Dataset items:
START

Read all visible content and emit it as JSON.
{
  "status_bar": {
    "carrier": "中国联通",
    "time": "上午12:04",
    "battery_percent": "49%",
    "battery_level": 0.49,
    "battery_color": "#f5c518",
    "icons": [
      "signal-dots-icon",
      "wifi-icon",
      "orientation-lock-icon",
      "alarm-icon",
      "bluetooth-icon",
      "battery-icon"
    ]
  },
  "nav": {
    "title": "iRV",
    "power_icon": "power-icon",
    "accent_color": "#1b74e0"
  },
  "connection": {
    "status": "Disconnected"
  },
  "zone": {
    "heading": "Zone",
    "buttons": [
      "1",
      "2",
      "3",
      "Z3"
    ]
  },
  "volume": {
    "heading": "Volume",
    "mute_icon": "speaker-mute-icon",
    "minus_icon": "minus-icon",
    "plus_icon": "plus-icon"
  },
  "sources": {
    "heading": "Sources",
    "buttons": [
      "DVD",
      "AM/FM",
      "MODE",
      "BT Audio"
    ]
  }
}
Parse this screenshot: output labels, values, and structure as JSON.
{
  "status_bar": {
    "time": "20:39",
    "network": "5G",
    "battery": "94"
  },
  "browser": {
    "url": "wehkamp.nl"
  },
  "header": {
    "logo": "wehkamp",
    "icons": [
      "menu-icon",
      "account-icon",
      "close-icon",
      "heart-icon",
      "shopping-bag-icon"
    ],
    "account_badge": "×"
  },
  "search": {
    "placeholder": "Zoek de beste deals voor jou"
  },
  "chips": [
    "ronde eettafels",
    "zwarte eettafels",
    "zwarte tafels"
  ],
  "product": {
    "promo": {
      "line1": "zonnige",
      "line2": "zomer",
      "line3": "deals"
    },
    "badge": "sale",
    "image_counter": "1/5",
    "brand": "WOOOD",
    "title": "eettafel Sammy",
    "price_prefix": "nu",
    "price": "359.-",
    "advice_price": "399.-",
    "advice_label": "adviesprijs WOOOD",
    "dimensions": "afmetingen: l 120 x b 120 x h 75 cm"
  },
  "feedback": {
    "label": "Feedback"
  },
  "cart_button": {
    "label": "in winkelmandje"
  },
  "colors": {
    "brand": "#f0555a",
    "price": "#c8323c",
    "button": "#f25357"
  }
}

END

- WHAT IS BEING ASKED -
Return only those lines of the records that contain the string "deals".

- TASK ANSWER -
    "placeholder": "Zoek de beste deals voor jou"
      "line3": "deals"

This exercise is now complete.